## start

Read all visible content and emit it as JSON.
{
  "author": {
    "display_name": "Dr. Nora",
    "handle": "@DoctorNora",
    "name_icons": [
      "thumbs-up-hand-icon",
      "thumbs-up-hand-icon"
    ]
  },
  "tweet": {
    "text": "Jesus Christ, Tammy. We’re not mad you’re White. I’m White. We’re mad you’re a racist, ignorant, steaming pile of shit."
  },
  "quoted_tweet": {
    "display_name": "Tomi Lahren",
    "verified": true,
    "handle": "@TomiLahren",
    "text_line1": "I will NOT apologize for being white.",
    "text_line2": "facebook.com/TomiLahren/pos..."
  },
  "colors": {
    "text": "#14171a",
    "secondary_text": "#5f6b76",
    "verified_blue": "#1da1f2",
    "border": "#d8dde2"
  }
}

## end

### SHORT TASK:
From the records above, extract each line exactly as shown.

### SOLUTION TO THE PROBLEM:
Read all visible content and emit it as JSON.
{
  "author": {
    "display_name": "Dr. Nora",
    "handle": "@DoctorNora",
    "name_icons": [
      "thumbs-up-hand-icon",
      "thumbs-up-hand-icon"
    ]
  },
  "tweet": {
    "text": "Jesus Christ, Tammy. We’re not mad you’re White. I’m White. We’re mad you’re a racist, ignorant, steaming pile of shit."
  },
  "quoted_tweet": {
    "display_name": "Tomi Lahren",
    "verified": true,
    "handle": "@TomiLahren",
    "text_line1": "I will NOT apologize for being white.",
    "text_line2": "facebook.com/TomiLahren/pos..."
  },
  "colors": {
    "text": "#14171a",
    "secondary_text": "#5f6b76",
    "verified_blue": "#1da1f2",
    "border": "#d8dde2"
  }
}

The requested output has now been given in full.